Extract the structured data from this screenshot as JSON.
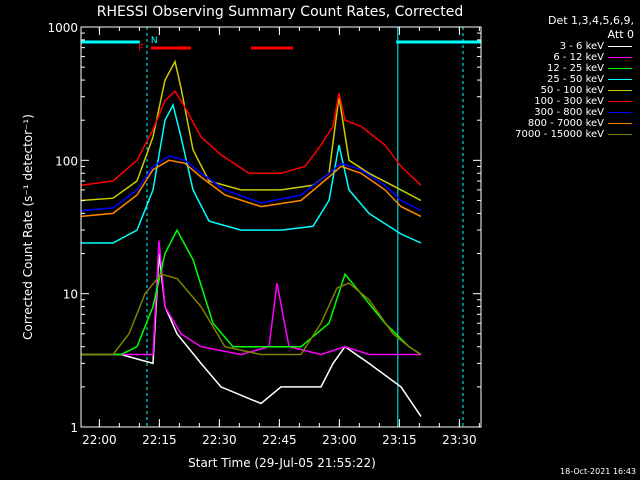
{
  "chart_data": {
    "type": "line",
    "title": "RHESSI Observing Summary Count Rates, Corrected",
    "ylabel": "Corrected Count Rate (s⁻¹ detector⁻¹)",
    "xlabel": "Start Time (29-Jul-05 21:55:22)",
    "yscale": "log",
    "ylim": [
      1,
      1000
    ],
    "xlim_minutes_since_start": [
      0,
      100
    ],
    "y_ticks": [
      "1",
      "10",
      "100",
      "1000"
    ],
    "x_ticks": [
      {
        "label": "22:00",
        "t": 4.6
      },
      {
        "label": "22:15",
        "t": 19.6
      },
      {
        "label": "22:30",
        "t": 34.6
      },
      {
        "label": "22:45",
        "t": 49.6
      },
      {
        "label": "23:00",
        "t": 64.6
      },
      {
        "label": "23:15",
        "t": 79.6
      },
      {
        "label": "23:30",
        "t": 94.6
      }
    ],
    "detectors": "Det 1,3,4,5,6,9,",
    "attenuator": "Att 0",
    "timestamp": "18-Oct-2021 16:43",
    "flags": [
      {
        "label": "F",
        "color": "#ff0000"
      },
      {
        "label": "N",
        "color": "#00ffff"
      }
    ],
    "series": [
      {
        "name": "3 - 6 keV",
        "color": "#ffffff",
        "x": [
          0,
          10,
          18,
          19.5,
          21,
          24,
          30,
          35,
          45,
          50,
          60,
          63,
          66,
          72,
          80,
          85
        ],
        "y": [
          3.5,
          3.5,
          3,
          20,
          8,
          5,
          3,
          2,
          1.5,
          2,
          2,
          3,
          4,
          3,
          2,
          1.2
        ]
      },
      {
        "name": "6 - 12 keV",
        "color": "#ff00ff",
        "x": [
          0,
          15,
          18,
          19.5,
          21,
          25,
          30,
          40,
          47,
          49,
          52,
          60,
          66,
          72,
          78,
          85
        ],
        "y": [
          3.5,
          3.5,
          3.5,
          25,
          8,
          5,
          4,
          3.5,
          4,
          12,
          4,
          3.5,
          4,
          3.5,
          3.5,
          3.5
        ]
      },
      {
        "name": "12 - 25 keV",
        "color": "#00ff00",
        "x": [
          0,
          10,
          14,
          18,
          21,
          24,
          28,
          33,
          38,
          45,
          55,
          62,
          66,
          70,
          76,
          82,
          85
        ],
        "y": [
          3.5,
          3.5,
          4,
          8,
          20,
          30,
          18,
          6,
          4,
          4,
          4,
          6,
          14,
          10,
          6,
          4,
          3.5
        ]
      },
      {
        "name": "25 - 50 keV",
        "color": "#00ffff",
        "x": [
          0,
          8,
          14,
          18,
          21,
          23,
          25,
          28,
          32,
          40,
          50,
          58,
          62,
          64.5,
          67,
          72,
          80,
          85
        ],
        "y": [
          24,
          24,
          30,
          60,
          200,
          260,
          150,
          60,
          35,
          30,
          30,
          32,
          50,
          130,
          60,
          40,
          28,
          24
        ]
      },
      {
        "name": "50 - 100 keV",
        "color": "#cccc00",
        "x": [
          0,
          8,
          14,
          18,
          21,
          23.5,
          25,
          28,
          32,
          40,
          50,
          58,
          62,
          64.5,
          67,
          72,
          80,
          85
        ],
        "y": [
          50,
          52,
          70,
          150,
          400,
          550,
          350,
          120,
          70,
          60,
          60,
          65,
          80,
          300,
          100,
          80,
          60,
          50
        ]
      },
      {
        "name": "100 - 300 keV",
        "color": "#ff0000",
        "x": [
          0,
          8,
          14,
          18,
          21,
          23.5,
          26,
          30,
          35,
          42,
          50,
          56,
          60,
          63,
          64.5,
          66,
          70,
          76,
          80,
          85
        ],
        "y": [
          65,
          70,
          100,
          170,
          280,
          330,
          250,
          150,
          110,
          80,
          80,
          90,
          130,
          180,
          320,
          200,
          180,
          130,
          90,
          65
        ]
      },
      {
        "name": "300 - 800 keV",
        "color": "#0000ff",
        "x": [
          0,
          8,
          14,
          18,
          22,
          26,
          30,
          36,
          45,
          55,
          62,
          65,
          70,
          76,
          80,
          85
        ],
        "y": [
          42,
          44,
          60,
          90,
          108,
          100,
          80,
          60,
          48,
          55,
          80,
          95,
          85,
          65,
          50,
          42
        ]
      },
      {
        "name": "800 - 7000 keV",
        "color": "#ff8800",
        "x": [
          0,
          8,
          14,
          18,
          22,
          26,
          30,
          36,
          45,
          55,
          62,
          65,
          70,
          76,
          80,
          85
        ],
        "y": [
          38,
          40,
          55,
          85,
          100,
          95,
          75,
          55,
          45,
          50,
          75,
          90,
          80,
          60,
          45,
          38
        ]
      },
      {
        "name": "7000 - 15000 keV",
        "color": "#808000",
        "x": [
          0,
          8,
          12,
          16,
          20,
          24,
          30,
          36,
          45,
          55,
          60,
          64,
          67,
          72,
          78,
          82,
          85
        ],
        "y": [
          3.5,
          3.5,
          5,
          10,
          14,
          13,
          8,
          4,
          3.5,
          3.5,
          6,
          11,
          12,
          9,
          5,
          4,
          3.5
        ]
      }
    ]
  }
}
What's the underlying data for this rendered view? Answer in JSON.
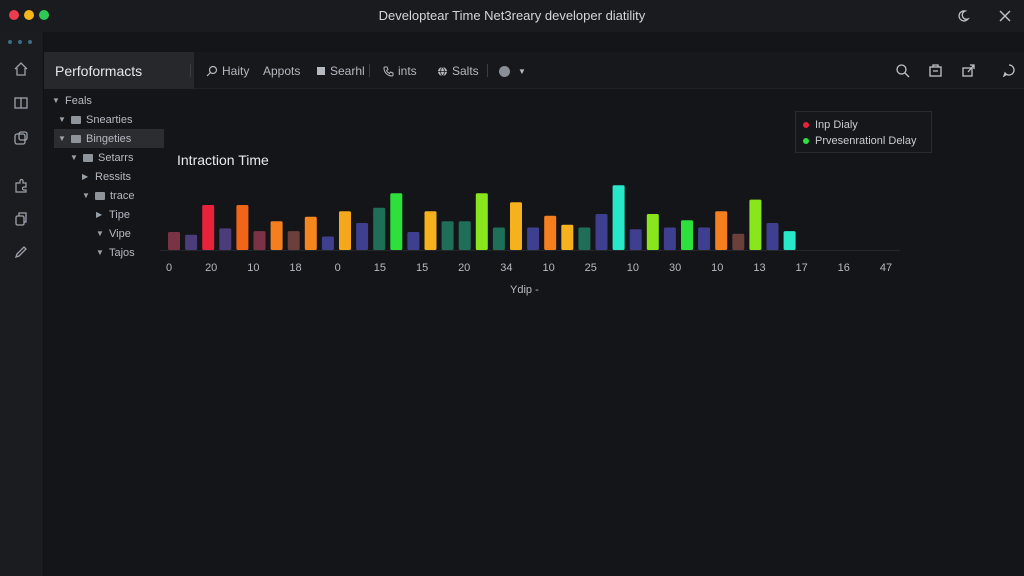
{
  "window": {
    "title": "Developtear Time Net3reary developer diatility"
  },
  "toolbar": {
    "active_tab": "Perfoformacts",
    "items": [
      {
        "label": "Haity",
        "icon": "search-icon"
      },
      {
        "label": "Appots",
        "icon": ""
      },
      {
        "label": "Searhl",
        "icon": "card-icon"
      },
      {
        "label": "ints",
        "icon": "phone-icon"
      },
      {
        "label": "Salts",
        "icon": "globe-icon"
      },
      {
        "label": "",
        "icon": "circle-dropdown-icon"
      }
    ]
  },
  "tree": {
    "items": [
      {
        "label": "Feals",
        "depth": 0,
        "folder": false
      },
      {
        "label": "Snearties",
        "depth": 1,
        "folder": true
      },
      {
        "label": "Bingeties",
        "depth": 1,
        "folder": true,
        "selected": true
      },
      {
        "label": "Setarrs",
        "depth": 2,
        "folder": true
      },
      {
        "label": "Ressits",
        "depth": 3,
        "folder": false
      },
      {
        "label": "trace",
        "depth": 3,
        "folder": true
      },
      {
        "label": "Tipe",
        "depth": 4,
        "folder": false
      },
      {
        "label": "Vipe",
        "depth": 4,
        "folder": false
      },
      {
        "label": "Tajos",
        "depth": 4,
        "folder": false
      }
    ]
  },
  "chart_data": {
    "type": "bar",
    "title": "Intraction Time",
    "xlabel": "Ydip -",
    "ylabel": "",
    "legend_position": "top-right",
    "legend": [
      {
        "name": "Inp Dialy",
        "color": "#e8223a"
      },
      {
        "name": "Prvesenrationl Delay",
        "color": "#2ee03c"
      }
    ],
    "tick_labels": [
      "0",
      "20",
      "10",
      "18",
      "0",
      "15",
      "15",
      "20",
      "34",
      "10",
      "25",
      "10",
      "30",
      "10",
      "13",
      "17",
      "16",
      "47"
    ],
    "values": [
      20,
      17,
      50,
      24,
      50,
      21,
      32,
      21,
      37,
      15,
      43,
      30,
      47,
      63,
      20,
      43,
      32,
      32,
      63,
      25,
      53,
      25,
      38,
      28,
      25,
      40,
      72,
      23,
      40,
      25,
      33,
      25,
      43,
      18,
      56,
      30,
      21
    ],
    "colors": [
      "#7a3344",
      "#4a3d7a",
      "#e8223a",
      "#4a3d7a",
      "#f26518",
      "#7a3344",
      "#f57f1f",
      "#6b3f3a",
      "#f5871e",
      "#3f3f8f",
      "#f5a81a",
      "#3f3f8f",
      "#1f6e57",
      "#2ee03c",
      "#3f3f8f",
      "#f5b21c",
      "#1f6e57",
      "#1f6e57",
      "#8ae61c",
      "#1f6e57",
      "#f5b21c",
      "#3f3f8f",
      "#f57f1f",
      "#f5b21c",
      "#1f6e57",
      "#3f3f8f",
      "#27e8c8",
      "#3f3f8f",
      "#8ae61c",
      "#3f3f8f",
      "#2ee03c",
      "#3f3f8f",
      "#f57f1f",
      "#6b3f3a",
      "#8ae61c",
      "#3f3f8f",
      "#27e8c8"
    ],
    "ylim": [
      0,
      80
    ],
    "grid": false
  }
}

- _AIM OF THE TASK_:
Copy, from the material above, each line in which the string "this" occurs.

- _RESULT OF THE TASK_:
Extract the structured data from this screenshot as JSON.
What's the underlying data for this rendered view? Answer in JSON.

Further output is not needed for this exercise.